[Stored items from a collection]
================================

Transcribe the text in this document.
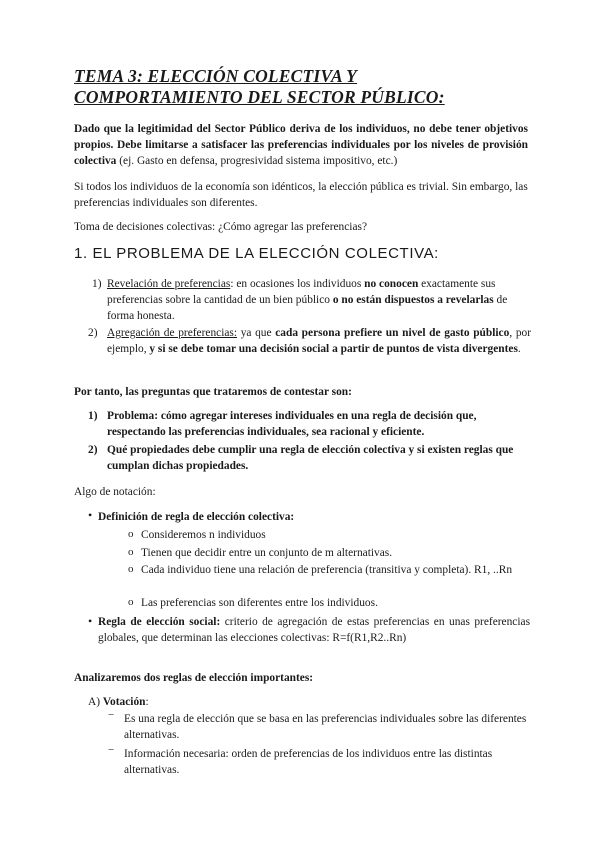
TEMA 3: ELECCIÓN COLECTIVA Y
COMPORTAMIENTO DEL SECTOR PÚBLICO:
Dado que la legitimidad del Sector Público deriva de los individuos, no debe tener objetivos propios. Debe limitarse a satisfacer las preferencias individuales por los niveles de provisión colectiva (ej. Gasto en defensa, progresividad sistema impositivo, etc.)
Si todos los individuos de la economía son idénticos, la elección pública es trivial. Sin embargo, las preferencias individuales son diferentes.
Toma de decisiones colectivas: ¿Cómo agregar las preferencias?
1. EL PROBLEMA DE LA ELECCIÓN COLECTIVA:
1) Revelación de preferencias: en ocasiones los individuos no conocen exactamente sus preferencias sobre la cantidad de un bien público o no están dispuestos a revelarlas de forma honesta.
2) Agregación de preferencias: ya que cada persona prefiere un nivel de gasto público, por ejemplo, y si se debe tomar una decisión social a partir de puntos de vista divergentes.
Por tanto, las preguntas que trataremos de contestar son:
1) Problema: cómo agregar intereses individuales en una regla de decisión que, respectando las preferencias individuales, sea racional y eficiente.
2) Qué propiedades debe cumplir una regla de elección colectiva y si existen reglas que cumplan dichas propiedades.
Algo de notación:
• Definición de regla de elección colectiva:
o Consideremos n individuos
o Tienen que decidir entre un conjunto de m alternativas.
o Cada individuo tiene una relación de preferencia (transitiva y completa). R1, ..Rn
o Las preferencias son diferentes entre los individuos.
• Regla de elección social: criterio de agregación de estas preferencias en unas preferencias globales, que determinan las elecciones colectivas: R=f(R1,R2..Rn)
Analizaremos dos reglas de elección importantes:
A) Votación:
− Es una regla de elección que se basa en las preferencias individuales sobre las diferentes alternativas.
− Información necesaria: orden de preferencias de los individuos entre las distintas alternativas.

================================

--- GOAL OF THE EXERCISE ---
Look through the records and gather every line containing "sobre".

--- ANSWER FOR THIS EXERCISE ---
1) Revelación de preferencias: en ocasiones los individuos no conocen exactamente sus preferencias sobre la cantidad de un bien público o no están dispuestos a revelarlas de forma honesta.
− Es una regla de elección que se basa en las preferencias individuales sobre las diferentes alternativas.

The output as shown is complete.